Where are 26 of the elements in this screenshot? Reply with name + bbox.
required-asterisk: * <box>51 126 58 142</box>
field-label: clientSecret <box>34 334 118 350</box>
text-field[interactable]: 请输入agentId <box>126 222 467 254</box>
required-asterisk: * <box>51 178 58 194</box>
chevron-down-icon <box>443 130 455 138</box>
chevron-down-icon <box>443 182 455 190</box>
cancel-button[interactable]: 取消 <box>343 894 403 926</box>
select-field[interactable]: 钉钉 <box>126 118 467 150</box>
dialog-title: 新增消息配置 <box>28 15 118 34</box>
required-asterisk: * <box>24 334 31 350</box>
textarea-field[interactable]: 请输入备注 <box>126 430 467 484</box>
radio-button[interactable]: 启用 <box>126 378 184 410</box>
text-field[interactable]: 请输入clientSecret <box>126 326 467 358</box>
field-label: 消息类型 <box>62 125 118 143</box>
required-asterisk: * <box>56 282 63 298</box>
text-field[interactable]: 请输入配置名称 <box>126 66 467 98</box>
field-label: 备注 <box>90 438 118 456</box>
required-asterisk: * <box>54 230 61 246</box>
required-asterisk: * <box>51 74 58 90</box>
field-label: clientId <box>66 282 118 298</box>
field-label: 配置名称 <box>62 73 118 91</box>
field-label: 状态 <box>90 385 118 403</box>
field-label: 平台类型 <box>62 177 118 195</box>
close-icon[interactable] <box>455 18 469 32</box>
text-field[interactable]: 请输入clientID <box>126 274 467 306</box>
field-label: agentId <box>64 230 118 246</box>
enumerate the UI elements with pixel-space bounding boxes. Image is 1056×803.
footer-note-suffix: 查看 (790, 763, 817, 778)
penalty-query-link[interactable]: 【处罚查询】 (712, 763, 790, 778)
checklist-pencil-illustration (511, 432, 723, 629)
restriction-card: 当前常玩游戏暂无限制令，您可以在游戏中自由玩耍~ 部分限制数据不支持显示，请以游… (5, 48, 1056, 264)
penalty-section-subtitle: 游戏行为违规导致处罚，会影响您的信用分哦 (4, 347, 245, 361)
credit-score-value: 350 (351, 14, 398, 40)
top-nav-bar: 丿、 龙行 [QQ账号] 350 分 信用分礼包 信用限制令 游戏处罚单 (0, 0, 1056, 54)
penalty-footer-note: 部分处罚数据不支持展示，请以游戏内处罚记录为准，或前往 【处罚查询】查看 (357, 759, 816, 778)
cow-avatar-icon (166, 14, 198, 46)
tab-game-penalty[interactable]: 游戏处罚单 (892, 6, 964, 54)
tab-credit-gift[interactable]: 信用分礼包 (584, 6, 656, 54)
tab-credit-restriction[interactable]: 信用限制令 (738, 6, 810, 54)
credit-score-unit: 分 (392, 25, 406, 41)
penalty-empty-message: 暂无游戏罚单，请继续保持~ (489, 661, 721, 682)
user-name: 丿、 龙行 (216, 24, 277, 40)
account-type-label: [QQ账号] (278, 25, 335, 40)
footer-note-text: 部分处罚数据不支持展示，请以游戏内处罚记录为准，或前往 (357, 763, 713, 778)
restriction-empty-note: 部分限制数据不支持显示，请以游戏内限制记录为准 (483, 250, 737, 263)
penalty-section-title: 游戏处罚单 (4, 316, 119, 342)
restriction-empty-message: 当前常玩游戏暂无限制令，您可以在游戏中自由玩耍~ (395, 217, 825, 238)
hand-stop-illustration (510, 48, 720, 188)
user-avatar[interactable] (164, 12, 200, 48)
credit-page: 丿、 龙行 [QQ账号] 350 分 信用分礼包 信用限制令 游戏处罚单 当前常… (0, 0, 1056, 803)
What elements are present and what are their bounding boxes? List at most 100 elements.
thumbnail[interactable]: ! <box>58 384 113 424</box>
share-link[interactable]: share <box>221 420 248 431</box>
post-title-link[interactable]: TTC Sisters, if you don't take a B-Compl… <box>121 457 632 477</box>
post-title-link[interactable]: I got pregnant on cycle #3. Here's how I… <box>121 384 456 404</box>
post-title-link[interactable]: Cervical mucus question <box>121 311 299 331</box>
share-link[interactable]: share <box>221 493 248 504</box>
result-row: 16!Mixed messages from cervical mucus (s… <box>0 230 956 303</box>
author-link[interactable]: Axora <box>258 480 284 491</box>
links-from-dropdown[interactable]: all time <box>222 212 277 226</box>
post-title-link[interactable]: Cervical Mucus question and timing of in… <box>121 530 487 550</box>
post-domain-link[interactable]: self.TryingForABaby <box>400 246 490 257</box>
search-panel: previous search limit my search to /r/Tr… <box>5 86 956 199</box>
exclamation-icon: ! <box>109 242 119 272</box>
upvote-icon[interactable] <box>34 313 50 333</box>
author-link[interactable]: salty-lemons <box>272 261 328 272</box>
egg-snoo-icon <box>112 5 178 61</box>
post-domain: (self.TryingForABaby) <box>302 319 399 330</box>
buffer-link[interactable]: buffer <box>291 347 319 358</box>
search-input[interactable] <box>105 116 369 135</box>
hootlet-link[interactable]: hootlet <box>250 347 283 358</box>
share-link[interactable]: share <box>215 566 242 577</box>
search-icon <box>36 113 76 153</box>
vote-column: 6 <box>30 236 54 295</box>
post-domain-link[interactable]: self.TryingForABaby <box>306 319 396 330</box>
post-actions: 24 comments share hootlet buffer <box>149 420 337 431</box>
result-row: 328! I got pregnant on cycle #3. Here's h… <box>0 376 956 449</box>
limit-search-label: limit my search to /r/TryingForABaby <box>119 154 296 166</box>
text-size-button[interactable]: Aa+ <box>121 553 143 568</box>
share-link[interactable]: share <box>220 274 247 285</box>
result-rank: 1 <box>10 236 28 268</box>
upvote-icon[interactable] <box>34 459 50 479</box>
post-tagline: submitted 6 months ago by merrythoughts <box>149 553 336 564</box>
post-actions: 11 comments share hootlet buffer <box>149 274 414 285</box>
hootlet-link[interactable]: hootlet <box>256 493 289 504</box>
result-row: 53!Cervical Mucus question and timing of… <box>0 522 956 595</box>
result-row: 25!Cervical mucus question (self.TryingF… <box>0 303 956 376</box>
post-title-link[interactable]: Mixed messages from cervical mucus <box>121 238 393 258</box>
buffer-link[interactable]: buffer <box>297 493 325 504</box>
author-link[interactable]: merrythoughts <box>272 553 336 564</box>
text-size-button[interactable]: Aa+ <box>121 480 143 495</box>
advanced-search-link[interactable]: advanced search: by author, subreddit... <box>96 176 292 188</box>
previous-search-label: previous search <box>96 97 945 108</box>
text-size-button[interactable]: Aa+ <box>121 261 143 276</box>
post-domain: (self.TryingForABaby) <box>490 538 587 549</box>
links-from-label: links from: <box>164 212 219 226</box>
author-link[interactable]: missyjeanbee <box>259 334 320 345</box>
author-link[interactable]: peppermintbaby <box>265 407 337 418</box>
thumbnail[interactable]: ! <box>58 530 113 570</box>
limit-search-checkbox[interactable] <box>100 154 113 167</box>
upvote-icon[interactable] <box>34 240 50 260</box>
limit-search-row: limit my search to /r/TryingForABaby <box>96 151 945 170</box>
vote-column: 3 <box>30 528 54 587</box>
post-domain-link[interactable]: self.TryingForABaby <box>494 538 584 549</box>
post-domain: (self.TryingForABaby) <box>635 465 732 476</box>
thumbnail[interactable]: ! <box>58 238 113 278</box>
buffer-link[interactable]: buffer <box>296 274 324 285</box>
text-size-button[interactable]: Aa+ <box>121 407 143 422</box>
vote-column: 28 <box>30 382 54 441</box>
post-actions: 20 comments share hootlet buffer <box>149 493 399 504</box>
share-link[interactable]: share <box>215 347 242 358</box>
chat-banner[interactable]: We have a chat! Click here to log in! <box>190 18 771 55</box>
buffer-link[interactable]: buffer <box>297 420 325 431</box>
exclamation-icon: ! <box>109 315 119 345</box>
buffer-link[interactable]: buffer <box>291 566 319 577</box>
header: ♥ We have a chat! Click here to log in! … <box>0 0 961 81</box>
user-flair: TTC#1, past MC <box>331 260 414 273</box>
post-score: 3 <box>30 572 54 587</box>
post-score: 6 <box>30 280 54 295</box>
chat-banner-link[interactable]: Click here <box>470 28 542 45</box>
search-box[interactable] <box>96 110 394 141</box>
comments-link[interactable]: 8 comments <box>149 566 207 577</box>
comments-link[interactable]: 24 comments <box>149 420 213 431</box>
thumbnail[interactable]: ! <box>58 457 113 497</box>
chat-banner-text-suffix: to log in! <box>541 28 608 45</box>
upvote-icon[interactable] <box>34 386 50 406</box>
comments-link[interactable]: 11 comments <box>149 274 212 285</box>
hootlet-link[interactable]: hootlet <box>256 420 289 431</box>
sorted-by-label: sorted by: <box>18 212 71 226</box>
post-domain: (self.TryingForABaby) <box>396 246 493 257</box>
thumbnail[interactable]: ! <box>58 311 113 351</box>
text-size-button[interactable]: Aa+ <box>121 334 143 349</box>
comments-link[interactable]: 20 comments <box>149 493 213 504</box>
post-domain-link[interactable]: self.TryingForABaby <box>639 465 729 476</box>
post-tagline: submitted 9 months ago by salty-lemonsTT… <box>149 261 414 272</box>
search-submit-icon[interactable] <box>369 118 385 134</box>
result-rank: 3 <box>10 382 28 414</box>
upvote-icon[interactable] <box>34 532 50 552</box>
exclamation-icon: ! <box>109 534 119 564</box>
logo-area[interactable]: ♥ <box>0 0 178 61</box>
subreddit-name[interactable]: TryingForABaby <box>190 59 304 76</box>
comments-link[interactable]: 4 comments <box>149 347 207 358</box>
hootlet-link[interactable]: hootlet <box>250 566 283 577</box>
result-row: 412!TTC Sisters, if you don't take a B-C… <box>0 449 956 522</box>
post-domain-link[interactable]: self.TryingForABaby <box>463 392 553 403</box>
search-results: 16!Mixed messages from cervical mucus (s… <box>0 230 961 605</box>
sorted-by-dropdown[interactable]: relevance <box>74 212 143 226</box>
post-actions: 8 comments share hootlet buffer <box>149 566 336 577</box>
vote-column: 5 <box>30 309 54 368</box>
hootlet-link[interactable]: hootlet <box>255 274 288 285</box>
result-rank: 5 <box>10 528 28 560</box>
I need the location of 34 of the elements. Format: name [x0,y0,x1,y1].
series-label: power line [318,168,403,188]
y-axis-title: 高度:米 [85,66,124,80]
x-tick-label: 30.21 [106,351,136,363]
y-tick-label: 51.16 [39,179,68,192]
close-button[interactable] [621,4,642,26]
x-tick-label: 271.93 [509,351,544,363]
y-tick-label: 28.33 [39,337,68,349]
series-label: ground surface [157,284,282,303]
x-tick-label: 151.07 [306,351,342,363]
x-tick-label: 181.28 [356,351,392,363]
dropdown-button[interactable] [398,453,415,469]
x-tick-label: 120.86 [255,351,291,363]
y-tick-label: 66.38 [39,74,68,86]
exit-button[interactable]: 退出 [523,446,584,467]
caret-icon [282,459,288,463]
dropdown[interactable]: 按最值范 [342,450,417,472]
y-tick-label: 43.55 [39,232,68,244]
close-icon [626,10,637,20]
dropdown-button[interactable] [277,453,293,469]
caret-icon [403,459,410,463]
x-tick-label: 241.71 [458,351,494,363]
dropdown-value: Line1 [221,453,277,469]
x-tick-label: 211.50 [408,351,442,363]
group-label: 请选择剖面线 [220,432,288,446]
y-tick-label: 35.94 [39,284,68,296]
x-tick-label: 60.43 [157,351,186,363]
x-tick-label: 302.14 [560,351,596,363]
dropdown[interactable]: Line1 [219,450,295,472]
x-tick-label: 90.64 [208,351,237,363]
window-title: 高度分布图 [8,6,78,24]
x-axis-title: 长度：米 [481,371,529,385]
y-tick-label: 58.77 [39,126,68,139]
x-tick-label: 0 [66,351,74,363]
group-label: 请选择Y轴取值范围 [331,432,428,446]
------------------------
Exercise directions:
Report, copied in full, every line of the records above that contains the string "游戏处罚单".

Correct output:
top-nav-bar: 丿、 龙行 [QQ账号] 350 分 信用分礼包 信用限制令 游戏处罚单 (0, 0, 1056, 54)
tab-game-penalty[interactable]: 游戏处罚单 (892, 6, 964, 54)
penalty-section-title: 游戏处罚单 (4, 316, 119, 342)
credit-page: 丿、 龙行 [QQ账号] 350 分 信用分礼包 信用限制令 游戏处罚单 当前常… (0, 0, 1056, 803)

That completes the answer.